» Goal
Repeat the lines below from the one with "table-cell: 25 bbox=[81, 887, 110, 946]" to the one with "eval-type-option-result: 完成结果评价 bbox=[130, 116, 170, 124]", including both.

Records of where elements appear on the page:

##############################

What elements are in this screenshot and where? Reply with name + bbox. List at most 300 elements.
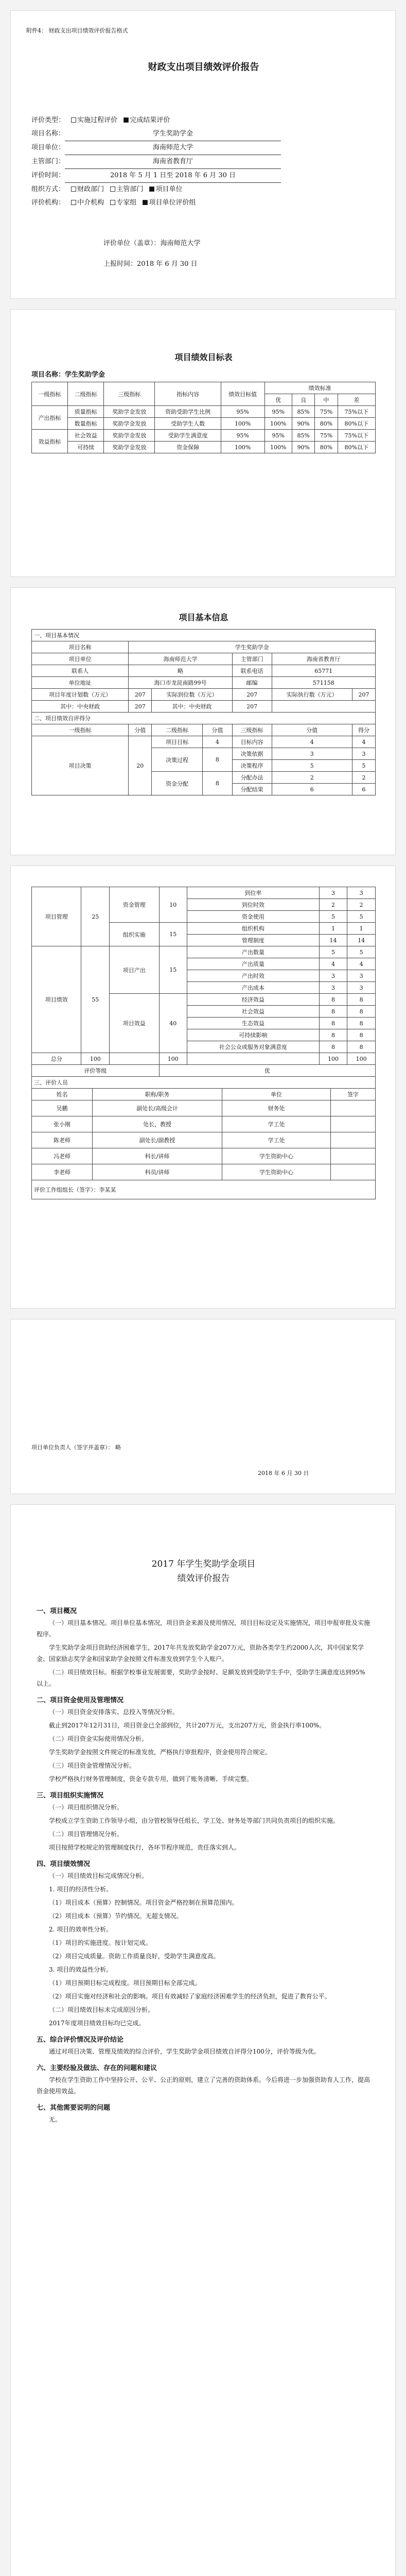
table-cell: 25 bbox=[81, 887, 110, 946]
target-table-title: 项目绩效目标表 bbox=[174, 352, 233, 362]
cover-page bbox=[10, 10, 396, 299]
table-cell: 分配结果 bbox=[232, 784, 272, 795]
table-cell: 8 bbox=[319, 994, 347, 1006]
eval-type-option-result: 完成结果评价 bbox=[130, 116, 170, 124]
table-header: 三级指标 bbox=[232, 724, 272, 736]
table-row bbox=[32, 1148, 376, 1164]
table-cell: 207 bbox=[129, 689, 152, 701]
table-cell: 其中：中央财政 bbox=[32, 701, 129, 713]
table-cell: 邮编 bbox=[232, 677, 272, 689]
table-cell: 资助受助学生比例 bbox=[155, 406, 221, 418]
paragraph: 通过对项目决策、管理及绩效的综合评价，学生奖助学金项目绩效自评得分100分，评价等级为优。 bbox=[49, 2048, 320, 2055]
paragraph: 学校在学生资助工作中坚持公开、公平、公正的原则，建立了完善的资助体系。今后将进一步加强资助育人工作，提高资金使用效益。 bbox=[37, 2076, 370, 2095]
table-cell: 管理制度 bbox=[187, 935, 320, 946]
table-cell: 6 bbox=[352, 784, 376, 795]
cover-main-title: 财政支出项目绩效评价报告 bbox=[148, 62, 259, 73]
table-cell: 到位时效 bbox=[187, 899, 320, 911]
info-table bbox=[31, 629, 376, 795]
table-cell bbox=[272, 701, 375, 713]
project-unit-label: 项目单位： bbox=[31, 144, 65, 151]
report-section bbox=[37, 1858, 370, 2029]
table-cell: 8 bbox=[319, 1018, 347, 1029]
table-cell: 奖助学金发放 bbox=[104, 442, 155, 453]
paragraph: 学生奖助学金按照文件规定的标准发放，严格执行审批程序，资金使用符合规定。 bbox=[49, 1749, 272, 1756]
table-cell: 4 bbox=[203, 736, 233, 748]
table-row bbox=[32, 418, 376, 430]
target-project-name: 项目名称：学生奖助学金 bbox=[31, 371, 105, 379]
section-heading: 四、项目绩效情况 bbox=[37, 1860, 91, 1868]
table-cell: 75%以下 bbox=[338, 406, 375, 418]
table-cell: 经济效益 bbox=[187, 994, 320, 1006]
table-cell: 5 bbox=[352, 760, 376, 772]
table-header: 签字 bbox=[330, 1089, 375, 1100]
agency-label: 评价机构： bbox=[31, 199, 65, 207]
table-cell: 产出质量 bbox=[187, 958, 320, 970]
info-table-title: 项目基本信息 bbox=[179, 613, 228, 622]
table-cell: 15 bbox=[159, 923, 187, 946]
th-level2: 二级指标 bbox=[68, 382, 104, 406]
section-heading: 一、项目概况 bbox=[37, 1607, 77, 1615]
table-cell: 海南师范大学 bbox=[129, 653, 232, 665]
paragraph: （一）项目绩效目标完成情况分析。 bbox=[49, 1872, 148, 1879]
table-cell: 项目绩效 bbox=[32, 946, 81, 1053]
table-cell: 质量指标 bbox=[68, 406, 104, 418]
table-cell: 15 bbox=[159, 946, 187, 994]
table-cell: 副处长/高级会计 bbox=[93, 1100, 222, 1116]
table-cell: 数量指标 bbox=[68, 418, 104, 430]
score-page bbox=[10, 866, 396, 1309]
table-cell: 5 bbox=[347, 911, 376, 923]
table-cell: 受助学生满意度 bbox=[155, 430, 221, 442]
table-cell: 学工处 bbox=[222, 1116, 331, 1132]
table-cell: 55 bbox=[81, 946, 110, 1053]
org-option-competent: 主管部门 bbox=[116, 185, 144, 193]
table-cell: 100% bbox=[264, 442, 292, 453]
table-cell: 100% bbox=[221, 418, 264, 430]
target-table-wrap bbox=[31, 382, 376, 453]
table-cell: 项目年度计划数（万元） bbox=[32, 689, 129, 701]
table-cell: 项目效益 bbox=[110, 994, 159, 1053]
table-cell: 学生资助中心 bbox=[222, 1164, 331, 1180]
table-cell bbox=[330, 1164, 375, 1180]
table-cell: 资金保障 bbox=[155, 442, 221, 453]
table-cell: 其中：中央财政 bbox=[152, 701, 232, 713]
table-cell: 85% bbox=[292, 430, 315, 442]
table-cell: 决策依据 bbox=[232, 748, 272, 760]
checkbox-checked-icon[interactable] bbox=[143, 200, 148, 205]
table-cell: 80% bbox=[315, 442, 338, 453]
table-cell: 决策程序 bbox=[232, 760, 272, 772]
th-good: 良 bbox=[292, 394, 315, 406]
th-content: 指标内容 bbox=[155, 382, 221, 406]
table-cell: 100% bbox=[221, 442, 264, 453]
table-cell: 总分 bbox=[32, 1053, 81, 1065]
checkbox-icon[interactable] bbox=[110, 200, 115, 205]
grade-row bbox=[32, 1065, 376, 1077]
paragraph: （一）项目基本情况。项目单位基本情况，项目资金来源及使用情况，项目目标设定及实施情况，项目申报审批及实施程序。 bbox=[37, 1619, 370, 1638]
table-cell: 受助学生人数 bbox=[155, 418, 221, 430]
section-heading: 三、项目组织实施情况 bbox=[37, 1792, 104, 1800]
checkbox-icon[interactable] bbox=[71, 117, 76, 123]
total-row bbox=[32, 1053, 376, 1065]
table-header: 分值 bbox=[203, 724, 233, 736]
attachment-label: 附件4： bbox=[26, 27, 47, 34]
paragraph: 2. 项目的效率性分析。 bbox=[49, 1926, 113, 1933]
report-section bbox=[37, 1790, 370, 1853]
table-cell: 评价等级 bbox=[32, 1065, 160, 1077]
attachment-title: 财政支出项目绩效评价报告格式 bbox=[48, 27, 128, 34]
table-cell: 90% bbox=[292, 418, 315, 430]
table-cell: 产出时效 bbox=[187, 970, 320, 982]
report-date: 上报时间：2018 年 6 月 30 日 bbox=[103, 260, 198, 268]
table-cell: 95% bbox=[221, 406, 264, 418]
th-excellent: 优 bbox=[264, 394, 292, 406]
attachment-line bbox=[26, 26, 128, 35]
section-heading: 二、项目资金使用及管理情况 bbox=[37, 1697, 124, 1704]
table-cell: 95% bbox=[221, 430, 264, 442]
table-cell: 207 bbox=[232, 701, 272, 713]
th-target: 绩效目标值 bbox=[221, 382, 264, 406]
table-header: 分值 bbox=[272, 724, 352, 736]
table-header: 分值 bbox=[129, 724, 152, 736]
table-header: 职称/职务 bbox=[93, 1089, 222, 1100]
table-cell: 20 bbox=[129, 736, 152, 795]
table-cell: 李老师 bbox=[32, 1164, 93, 1180]
table-cell: 8 bbox=[347, 1006, 376, 1018]
table-cell: 奖助学金发放 bbox=[104, 406, 155, 418]
table-cell: 学生资助中心 bbox=[222, 1148, 331, 1164]
th-level3: 三级指标 bbox=[104, 382, 155, 406]
table-cell: 4 bbox=[319, 958, 347, 970]
paragraph: （一）项目组织情况分析。 bbox=[49, 1804, 123, 1811]
table-cell: 项目单位 bbox=[32, 653, 129, 665]
target-table-page bbox=[10, 309, 396, 577]
info-table-wrap bbox=[31, 629, 376, 795]
competent-row bbox=[31, 155, 281, 169]
table-cell bbox=[330, 1132, 375, 1148]
table-cell: 资金管理 bbox=[110, 887, 159, 923]
table-cell: 8 bbox=[203, 748, 233, 772]
paragraph: 截止到2017年12月31日，项目资金已全部到位，共计207万元，支出207万元，资金执行率100%。 bbox=[49, 1722, 326, 1729]
agency-row bbox=[31, 196, 281, 210]
table-cell: 项目管理 bbox=[32, 887, 81, 946]
report-section bbox=[37, 1605, 370, 1689]
table-cell: 主管部门 bbox=[232, 653, 272, 665]
table-cell: 3 bbox=[319, 982, 347, 994]
eval-type-label: 评价类型： bbox=[31, 116, 65, 124]
paragraph: （三）项目资金管理情况分析。 bbox=[49, 1762, 136, 1769]
report-section bbox=[37, 2034, 370, 2057]
table-cell: 到位率 bbox=[187, 887, 320, 899]
report-section bbox=[37, 1694, 370, 1785]
score-table bbox=[31, 887, 376, 1077]
table-row bbox=[32, 1100, 376, 1116]
table-cell: 100% bbox=[264, 418, 292, 430]
table-cell: 80%以下 bbox=[338, 442, 375, 453]
table-cell: 8 bbox=[347, 1041, 376, 1053]
th-poor: 差 bbox=[338, 394, 375, 406]
signature-page bbox=[10, 1319, 396, 1494]
table-cell: 100 bbox=[319, 1053, 347, 1065]
table-cell: 5 bbox=[347, 946, 376, 958]
table-cell: 资金分配 bbox=[152, 772, 203, 795]
report-body bbox=[37, 1600, 370, 2127]
table-row bbox=[32, 430, 376, 442]
table-cell: 奖助学金发放 bbox=[104, 430, 155, 442]
report-section bbox=[37, 2102, 370, 2125]
table-cell: 决策过程 bbox=[152, 748, 203, 772]
table-cell: 学工处 bbox=[222, 1132, 331, 1148]
table-cell: 海口市龙昆南路99号 bbox=[129, 677, 232, 689]
table-cell: 目标内容 bbox=[232, 736, 272, 748]
section-heading: 五、综合评价情况及评价结论 bbox=[37, 2036, 124, 2044]
table-cell: 副处长/副教授 bbox=[93, 1132, 222, 1148]
period-row bbox=[31, 169, 281, 183]
section-heading: 六、主要经验及做法、存在的问题和建议 bbox=[37, 2064, 157, 2072]
target-table bbox=[31, 382, 376, 453]
table-cell: 5 bbox=[319, 946, 347, 958]
table-header: 单位 bbox=[222, 1089, 331, 1100]
table-cell: 100 bbox=[81, 1053, 110, 1065]
paragraph: （1）项目的实施进度。按计划完成。 bbox=[49, 1939, 152, 1946]
paragraph: （二）项目管理情况分析。 bbox=[49, 1831, 123, 1838]
table-cell: 资金使用 bbox=[187, 911, 320, 923]
table-cell: 社会效益 bbox=[187, 1006, 320, 1018]
paragraph: 无。 bbox=[49, 2116, 62, 2123]
table-cell: 8 bbox=[347, 1018, 376, 1029]
report-page bbox=[10, 1504, 396, 2576]
table-cell: 产出指标 bbox=[32, 406, 68, 430]
table-cell: 5 bbox=[272, 760, 352, 772]
table-cell: 效益指标 bbox=[32, 430, 68, 453]
section-head: 三、评价人员 bbox=[32, 1077, 376, 1089]
unit-head-signature: 项目单位负责人（签字并盖章）： 略 bbox=[31, 1444, 121, 1451]
table-cell: 1 bbox=[319, 923, 347, 935]
table-header: 姓名 bbox=[32, 1089, 93, 1100]
table-cell: 75%以下 bbox=[338, 430, 375, 442]
th-medium: 中 bbox=[315, 394, 338, 406]
competent-label: 主管部门： bbox=[31, 158, 65, 165]
agency-option-experts: 专家组 bbox=[116, 199, 137, 207]
table-cell: 80% bbox=[315, 418, 338, 430]
table-cell: 联系电话 bbox=[232, 665, 272, 677]
table-row bbox=[32, 1132, 376, 1148]
paragraph: （2）项目实施对经济和社会的影响。项目有效减轻了家庭经济困难学生的经济负担，促进了教育公平。 bbox=[49, 1993, 331, 2000]
table-cell: 14 bbox=[347, 935, 376, 946]
table-cell: 科员/讲师 bbox=[93, 1164, 222, 1180]
table-cell: 3 bbox=[272, 748, 352, 760]
project-name-row bbox=[31, 127, 281, 141]
cover-fields bbox=[31, 114, 281, 210]
table-header: 二级指标 bbox=[152, 724, 203, 736]
table-cell: 组织实施 bbox=[110, 923, 159, 946]
paragraph: （1）项目成本（预算）控制情况。项目资金严格控制在预算范围内。 bbox=[49, 1899, 238, 1906]
table-cell: 2 bbox=[272, 772, 352, 784]
table-cell: 联系人 bbox=[32, 665, 129, 677]
th-standard: 绩效标准 bbox=[264, 382, 375, 394]
table-cell: 项目决策 bbox=[32, 736, 129, 795]
table-cell: 财务处 bbox=[222, 1100, 331, 1116]
leader-signature: 评价工作组组长（签字）：李某某 bbox=[32, 1180, 376, 1199]
report-section bbox=[37, 2062, 370, 2097]
table-cell: 海南省教育厅 bbox=[272, 653, 375, 665]
table-cell: 项目产出 bbox=[110, 946, 159, 994]
paragraph: 学校严格执行财务管理制度，资金专款专用，做到了账务清晰、手续完整。 bbox=[49, 1775, 253, 1783]
table-cell bbox=[330, 1116, 375, 1132]
paragraph: 2017年度项目绩效目标均已完成。 bbox=[49, 2020, 145, 2027]
table-cell: 3 bbox=[319, 970, 347, 982]
table-cell: 14 bbox=[319, 935, 347, 946]
org-label: 组织方式： bbox=[31, 185, 65, 193]
paragraph: （二）项目绩效目标。根据学校事业发展需要，奖助学金按时、足额发放到受助学生手中，受助学生满意度达到95%以上。 bbox=[37, 1669, 365, 1687]
competent-value: 海南省教育厅 bbox=[65, 155, 281, 169]
table-cell: 社会公众或服务对象满意度 bbox=[187, 1041, 320, 1053]
table-row bbox=[32, 736, 376, 748]
table-row bbox=[32, 1116, 376, 1132]
table-cell: 产出成本 bbox=[187, 982, 320, 994]
checkbox-icon[interactable] bbox=[110, 187, 115, 192]
eval-unit: 评价单位（盖章）：海南师范大学 bbox=[103, 240, 201, 247]
table-cell: 65771 bbox=[272, 665, 375, 677]
agency-option-unit-group: 项目单位评价组 bbox=[149, 199, 196, 207]
table-cell: 8 bbox=[203, 772, 233, 795]
table-cell: 奖助学金发放 bbox=[104, 418, 155, 430]
table-cell: 8 bbox=[319, 1006, 347, 1018]
table-cell: 95% bbox=[264, 406, 292, 418]
table-cell: 95% bbox=[264, 430, 292, 442]
table-cell: 3 bbox=[347, 970, 376, 982]
people-table bbox=[31, 1076, 376, 1199]
table-cell: 3 bbox=[347, 887, 376, 899]
table-cell: 项目目标 bbox=[152, 736, 203, 748]
section-heading: 七、其他需要说明的问题 bbox=[37, 2104, 111, 2112]
table-row bbox=[32, 442, 376, 453]
table-cell: 单位地址 bbox=[32, 677, 129, 689]
table-cell: 生态效益 bbox=[187, 1018, 320, 1029]
table-cell: 207 bbox=[352, 689, 376, 701]
table-cell: 8 bbox=[319, 1041, 347, 1053]
table-cell: 571158 bbox=[272, 677, 375, 689]
section-head: 二、项目绩效自评得分 bbox=[32, 713, 376, 724]
paragraph: 学校成立学生资助工作领导小组，由分管校领导任组长，学工处、财务处等部门共同负责项目的组织实施。 bbox=[49, 1817, 340, 1824]
checkbox-checked-icon[interactable] bbox=[123, 117, 129, 123]
table-cell: 项目名称 bbox=[32, 641, 129, 653]
table-cell: 100 bbox=[159, 1053, 187, 1065]
project-name-value: 学生奖助学金 bbox=[65, 127, 281, 141]
paragraph: （2）项目成本（预算）节约情况。无超支情况。 bbox=[49, 1912, 183, 1920]
paragraph: （2）项目完成质量。资助工作质量良好，受助学生满意度高。 bbox=[49, 1953, 220, 1960]
table-cell: 8 bbox=[319, 1029, 347, 1041]
table-cell: 40 bbox=[159, 994, 187, 1053]
paragraph: 学生奖助学金项目资助经济困难学生，2017年共发放奖助学金207万元，资助各类学生约2000人次，其中国家奖学金、国家励志奖学金和国家助学金按照文件标准发放到学生个人账户。 bbox=[37, 1644, 364, 1663]
table-cell: 6 bbox=[272, 784, 352, 795]
org-row bbox=[31, 183, 281, 196]
table-cell: 实际执行数（万元） bbox=[272, 689, 352, 701]
section-head: 一、项目基本情况 bbox=[32, 630, 376, 641]
org-option-finance: 财政部门 bbox=[77, 185, 104, 193]
eval-type-row bbox=[31, 114, 281, 127]
table-cell: 组织机构 bbox=[187, 923, 320, 935]
table-cell: 实际到位数（万元） bbox=[152, 689, 232, 701]
table-row bbox=[32, 1164, 376, 1180]
paragraph: （二）项目绩效目标未完成原因分析。 bbox=[49, 2006, 154, 2013]
table-cell: 85% bbox=[292, 406, 315, 418]
table-cell: 略 bbox=[129, 665, 232, 677]
paragraph: （一）项目资金安排落实、总投入等情况分析。 bbox=[49, 1708, 179, 1716]
table-row bbox=[32, 406, 376, 418]
table-cell: 1 bbox=[347, 923, 376, 935]
table-cell: 8 bbox=[347, 1029, 376, 1041]
signature-date: 2018 年 6 月 30 日 bbox=[258, 1470, 309, 1477]
paragraph: 1. 项目的经济性分析。 bbox=[49, 1886, 113, 1893]
project-unit-value: 海南师范大学 bbox=[65, 141, 281, 155]
table-cell: 4 bbox=[272, 736, 352, 748]
period-value: 2018 年 5 月 1 日至 2018 年 6 月 30 日 bbox=[65, 169, 281, 183]
agency-option-intermediary: 中介机构 bbox=[77, 199, 104, 207]
report-title-2: 绩效评价报告 bbox=[177, 1573, 230, 1584]
table-cell: 207 bbox=[232, 689, 272, 701]
table-cell: 分配办法 bbox=[232, 772, 272, 784]
table-cell: 学生奖助学金 bbox=[129, 641, 376, 653]
table-cell: 100 bbox=[347, 1053, 376, 1065]
table-cell: 3 bbox=[352, 748, 376, 760]
paragraph: 3. 项目的效益性分析。 bbox=[49, 1966, 113, 1973]
table-cell: 3 bbox=[347, 982, 376, 994]
table-cell: 207 bbox=[129, 701, 152, 713]
table-cell: 90% bbox=[292, 442, 315, 453]
th-level1: 一级指标 bbox=[32, 382, 68, 406]
table-cell bbox=[330, 1100, 375, 1116]
project-name-label: 项目名称： bbox=[31, 130, 65, 138]
table-header: 得分 bbox=[352, 724, 376, 736]
table-cell: 5 bbox=[319, 911, 347, 923]
table-cell: 吴鹏 bbox=[32, 1100, 93, 1116]
checkbox-checked-icon[interactable] bbox=[149, 187, 154, 192]
report-title-1: 2017 年学生奖助学金项目 bbox=[151, 1559, 256, 1569]
table-row bbox=[32, 946, 376, 958]
table-cell: 10 bbox=[159, 887, 187, 923]
table-cell: 可持续影响 bbox=[187, 1029, 320, 1041]
table-cell: 75% bbox=[315, 406, 338, 418]
table-cell: 75% bbox=[315, 430, 338, 442]
eval-type-option-process: 实施过程评价 bbox=[77, 116, 118, 124]
table-cell: 4 bbox=[347, 958, 376, 970]
table-cell: 陈老师 bbox=[32, 1132, 93, 1148]
table-cell: 可持续 bbox=[68, 442, 104, 453]
table-cell: 2 bbox=[319, 899, 347, 911]
table-cell: 张小刚 bbox=[32, 1116, 93, 1132]
paragraph: 项目按照学校规定的管理制度执行，各环节程序规范，责任落实到人。 bbox=[49, 1844, 241, 1851]
checkbox-icon[interactable] bbox=[71, 187, 76, 192]
table-cell: 冯老师 bbox=[32, 1148, 93, 1164]
table-cell: 优 bbox=[159, 1065, 376, 1077]
table-header: 一级指标 bbox=[32, 724, 129, 736]
table-cell: 2 bbox=[347, 899, 376, 911]
org-option-unit: 项目单位 bbox=[155, 185, 183, 193]
paragraph: （1）项目预期目标完成程度。项目预期目标全部完成。 bbox=[49, 1979, 201, 1987]
table-cell: 产出数量 bbox=[187, 946, 320, 958]
basic-info-page bbox=[10, 587, 396, 855]
checkbox-icon[interactable] bbox=[71, 200, 76, 205]
table-cell: 3 bbox=[319, 887, 347, 899]
paragraph: （二）项目资金实际使用情况分析。 bbox=[49, 1735, 148, 1742]
table-cell: 社会效益 bbox=[68, 430, 104, 442]
table-cell bbox=[330, 1148, 375, 1164]
table-cell: 4 bbox=[352, 736, 376, 748]
score-table-wrap bbox=[31, 887, 376, 1199]
table-cell: 科长/讲师 bbox=[93, 1148, 222, 1164]
period-label: 评价时间： bbox=[31, 172, 65, 179]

##############################

» Complete response
table-cell: 25 bbox=[81, 887, 110, 946]
target-table-title: 项目绩效目标表 bbox=[174, 352, 233, 362]
cover-page bbox=[10, 10, 396, 299]
table-cell: 分配结果 bbox=[232, 784, 272, 795]
table-cell: 8 bbox=[319, 994, 347, 1006]
eval-type-option-result: 完成结果评价 bbox=[130, 116, 170, 124]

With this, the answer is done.